YOUR GOAL :: In the material below, find all lines with the string "this" and copy them.

SUPPLIED DATA ::
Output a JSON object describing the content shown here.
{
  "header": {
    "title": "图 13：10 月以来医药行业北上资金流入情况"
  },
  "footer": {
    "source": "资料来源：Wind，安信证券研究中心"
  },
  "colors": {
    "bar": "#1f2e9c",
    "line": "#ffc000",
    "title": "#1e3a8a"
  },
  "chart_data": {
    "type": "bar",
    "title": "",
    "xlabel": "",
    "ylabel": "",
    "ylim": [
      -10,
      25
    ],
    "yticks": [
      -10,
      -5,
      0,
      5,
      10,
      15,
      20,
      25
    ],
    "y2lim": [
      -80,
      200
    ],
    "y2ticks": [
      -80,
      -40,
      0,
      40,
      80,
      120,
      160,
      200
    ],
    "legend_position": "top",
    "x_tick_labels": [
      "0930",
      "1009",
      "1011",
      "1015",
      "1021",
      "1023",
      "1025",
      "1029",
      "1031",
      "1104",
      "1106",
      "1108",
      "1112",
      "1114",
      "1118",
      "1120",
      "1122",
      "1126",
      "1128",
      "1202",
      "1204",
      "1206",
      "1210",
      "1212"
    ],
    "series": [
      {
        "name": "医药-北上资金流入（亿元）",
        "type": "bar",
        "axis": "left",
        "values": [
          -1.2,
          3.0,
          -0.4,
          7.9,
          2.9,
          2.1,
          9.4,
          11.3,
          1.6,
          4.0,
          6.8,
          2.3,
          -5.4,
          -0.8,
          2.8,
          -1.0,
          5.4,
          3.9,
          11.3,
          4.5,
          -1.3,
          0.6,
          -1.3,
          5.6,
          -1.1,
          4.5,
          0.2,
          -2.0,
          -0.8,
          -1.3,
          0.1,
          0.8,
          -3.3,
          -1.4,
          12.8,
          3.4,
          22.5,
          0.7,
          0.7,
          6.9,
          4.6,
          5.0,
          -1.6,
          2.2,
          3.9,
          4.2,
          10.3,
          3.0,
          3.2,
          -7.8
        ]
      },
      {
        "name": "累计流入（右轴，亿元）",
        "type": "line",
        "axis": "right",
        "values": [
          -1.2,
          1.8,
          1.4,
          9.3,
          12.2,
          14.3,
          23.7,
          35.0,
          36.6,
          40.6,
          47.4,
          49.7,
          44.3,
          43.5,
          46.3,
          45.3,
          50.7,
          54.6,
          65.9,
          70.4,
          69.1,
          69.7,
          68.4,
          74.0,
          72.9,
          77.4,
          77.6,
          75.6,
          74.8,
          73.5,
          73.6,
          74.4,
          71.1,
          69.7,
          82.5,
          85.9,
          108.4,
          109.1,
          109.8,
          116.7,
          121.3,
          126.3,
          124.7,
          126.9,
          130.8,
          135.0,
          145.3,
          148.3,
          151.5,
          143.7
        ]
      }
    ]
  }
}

* * *

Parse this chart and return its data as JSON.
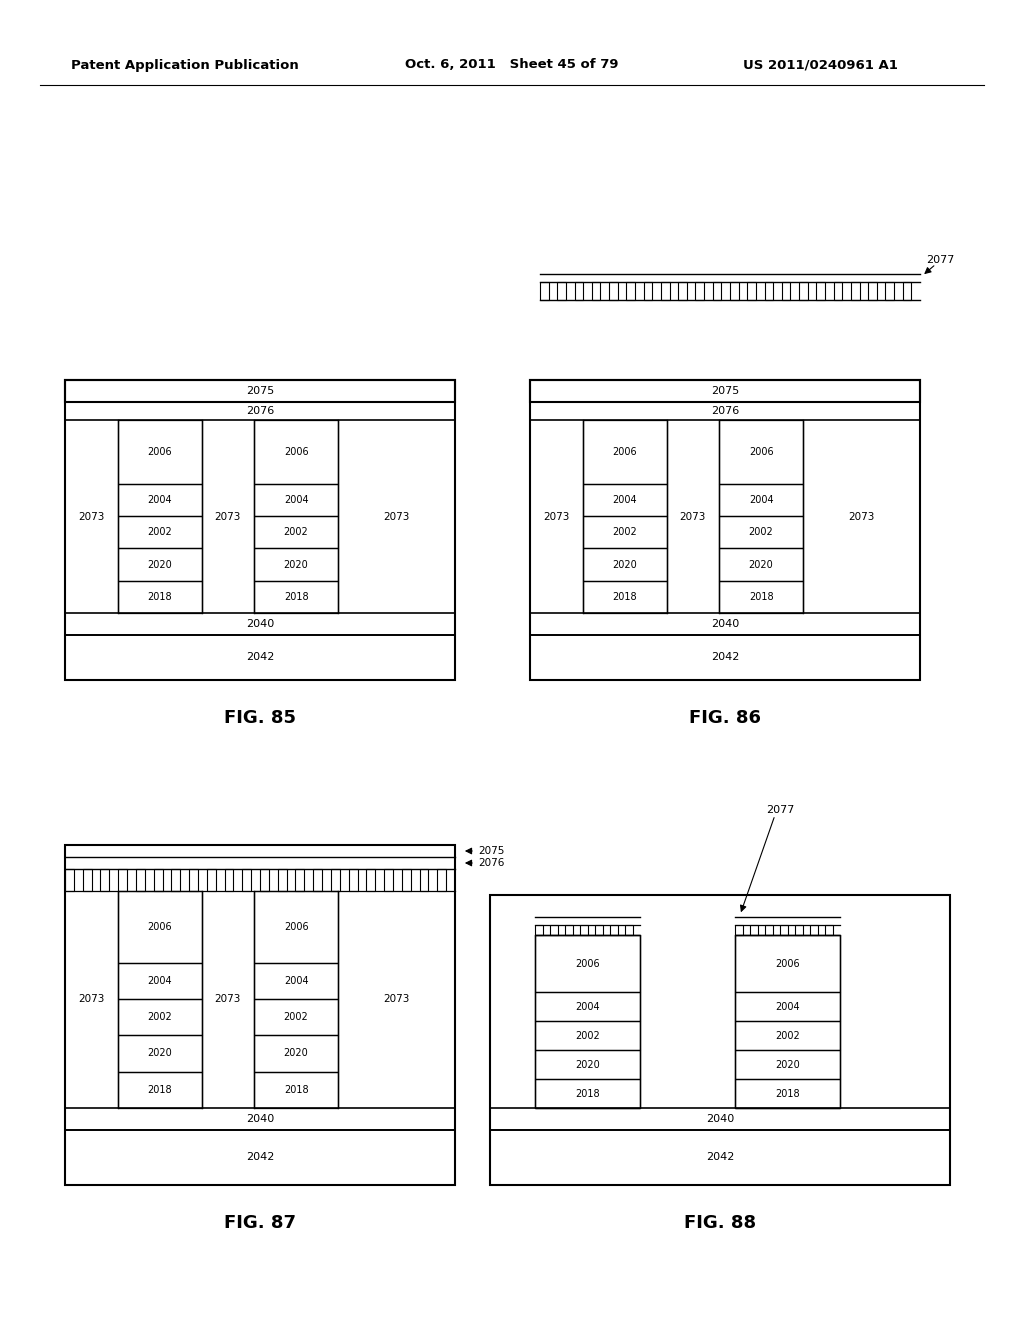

---

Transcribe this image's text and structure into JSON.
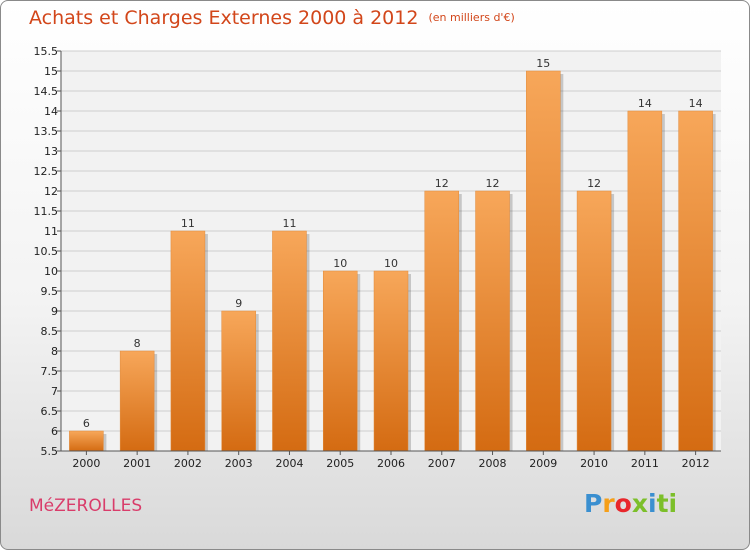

RESULT ::
Parse this chart and return its data as JSON.
Transcribe this image's text and structure into JSON.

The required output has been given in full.